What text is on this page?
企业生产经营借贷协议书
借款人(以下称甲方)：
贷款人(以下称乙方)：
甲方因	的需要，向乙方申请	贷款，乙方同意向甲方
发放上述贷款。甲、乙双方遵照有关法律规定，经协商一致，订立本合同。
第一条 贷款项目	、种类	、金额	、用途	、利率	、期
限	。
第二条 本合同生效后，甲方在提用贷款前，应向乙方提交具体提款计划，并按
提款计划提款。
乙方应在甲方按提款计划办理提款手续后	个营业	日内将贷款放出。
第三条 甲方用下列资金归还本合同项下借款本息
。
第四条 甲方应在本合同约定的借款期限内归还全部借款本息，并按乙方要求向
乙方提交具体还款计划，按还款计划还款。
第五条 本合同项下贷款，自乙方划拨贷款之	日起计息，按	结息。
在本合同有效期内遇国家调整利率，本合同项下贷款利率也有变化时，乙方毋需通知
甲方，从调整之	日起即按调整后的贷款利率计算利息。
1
—————
Retype every record above exactly as it appears.

What text is on this page?
企业生产经营借贷协议书
借款人(以下称甲方)：
贷款人(以下称乙方)：
甲方因	的需要，向乙方申请	贷款，乙方同意向甲方
发放上述贷款。甲、乙双方遵照有关法律规定，经协商一致，订立本合同。
第一条 贷款项目	、种类	、金额	、用途	、利率	、期
限	。
第二条 本合同生效后，甲方在提用贷款前，应向乙方提交具体提款计划，并按
提款计划提款。
乙方应在甲方按提款计划办理提款手续后	个营业	日内将贷款放出。
第三条 甲方用下列资金归还本合同项下借款本息
。
第四条 甲方应在本合同约定的借款期限内归还全部借款本息，并按乙方要求向
乙方提交具体还款计划，按还款计划还款。
第五条 本合同项下贷款，自乙方划拨贷款之	日起计息，按	结息。
在本合同有效期内遇国家调整利率，本合同项下贷款利率也有变化时，乙方毋需通知
甲方，从调整之	日起即按调整后的贷款利率计算利息。
1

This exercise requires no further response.